__Goal__:
Repeat each line exactly, leaving nothing out.

__Excerpted records__:
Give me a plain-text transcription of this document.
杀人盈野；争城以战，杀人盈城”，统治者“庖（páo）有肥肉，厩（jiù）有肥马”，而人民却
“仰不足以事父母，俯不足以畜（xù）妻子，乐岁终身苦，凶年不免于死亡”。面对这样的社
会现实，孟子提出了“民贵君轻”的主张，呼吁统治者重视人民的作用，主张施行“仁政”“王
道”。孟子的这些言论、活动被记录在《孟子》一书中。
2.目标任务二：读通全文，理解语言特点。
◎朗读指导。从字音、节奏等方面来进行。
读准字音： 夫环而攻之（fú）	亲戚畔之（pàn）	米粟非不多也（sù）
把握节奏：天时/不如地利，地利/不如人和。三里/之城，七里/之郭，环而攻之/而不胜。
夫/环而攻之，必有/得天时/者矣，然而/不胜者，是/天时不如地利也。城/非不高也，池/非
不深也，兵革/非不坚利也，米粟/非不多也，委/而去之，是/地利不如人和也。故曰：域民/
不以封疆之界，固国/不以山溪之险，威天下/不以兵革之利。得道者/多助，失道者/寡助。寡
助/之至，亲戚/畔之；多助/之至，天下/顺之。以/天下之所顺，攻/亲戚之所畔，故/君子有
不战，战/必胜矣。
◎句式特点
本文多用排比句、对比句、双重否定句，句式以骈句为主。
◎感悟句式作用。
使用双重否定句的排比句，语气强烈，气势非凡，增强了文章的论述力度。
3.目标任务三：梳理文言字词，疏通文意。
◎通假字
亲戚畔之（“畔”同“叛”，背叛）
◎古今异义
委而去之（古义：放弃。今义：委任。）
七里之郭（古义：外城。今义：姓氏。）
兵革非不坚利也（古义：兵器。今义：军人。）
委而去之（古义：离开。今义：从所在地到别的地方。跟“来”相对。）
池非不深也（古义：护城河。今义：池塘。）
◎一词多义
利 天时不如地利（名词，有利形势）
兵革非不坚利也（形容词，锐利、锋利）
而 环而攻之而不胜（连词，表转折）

__Written solution__:
Give me a plain-text transcription of this document.
杀人盈野；争城以战，杀人盈城”，统治者“庖（páo）有肥肉，厩（jiù）有肥马”，而人民却
“仰不足以事父母，俯不足以畜（xù）妻子，乐岁终身苦，凶年不免于死亡”。面对这样的社
会现实，孟子提出了“民贵君轻”的主张，呼吁统治者重视人民的作用，主张施行“仁政”“王
道”。孟子的这些言论、活动被记录在《孟子》一书中。
2.目标任务二：读通全文，理解语言特点。
◎朗读指导。从字音、节奏等方面来进行。
读准字音： 夫环而攻之（fú）	亲戚畔之（pàn）	米粟非不多也（sù）
把握节奏：天时/不如地利，地利/不如人和。三里/之城，七里/之郭，环而攻之/而不胜。
夫/环而攻之，必有/得天时/者矣，然而/不胜者，是/天时不如地利也。城/非不高也，池/非
不深也，兵革/非不坚利也，米粟/非不多也，委/而去之，是/地利不如人和也。故曰：域民/
不以封疆之界，固国/不以山溪之险，威天下/不以兵革之利。得道者/多助，失道者/寡助。寡
助/之至，亲戚/畔之；多助/之至，天下/顺之。以/天下之所顺，攻/亲戚之所畔，故/君子有
不战，战/必胜矣。
◎句式特点
本文多用排比句、对比句、双重否定句，句式以骈句为主。
◎感悟句式作用。
使用双重否定句的排比句，语气强烈，气势非凡，增强了文章的论述力度。
3.目标任务三：梳理文言字词，疏通文意。
◎通假字
亲戚畔之（“畔”同“叛”，背叛）
◎古今异义
委而去之（古义：放弃。今义：委任。）
七里之郭（古义：外城。今义：姓氏。）
兵革非不坚利也（古义：兵器。今义：军人。）
委而去之（古义：离开。今义：从所在地到别的地方。跟“来”相对。）
池非不深也（古义：护城河。今义：池塘。）
◎一词多义
利 天时不如地利（名词，有利形势）
兵革非不坚利也（形容词，锐利、锋利）
而 环而攻之而不胜（连词，表转折）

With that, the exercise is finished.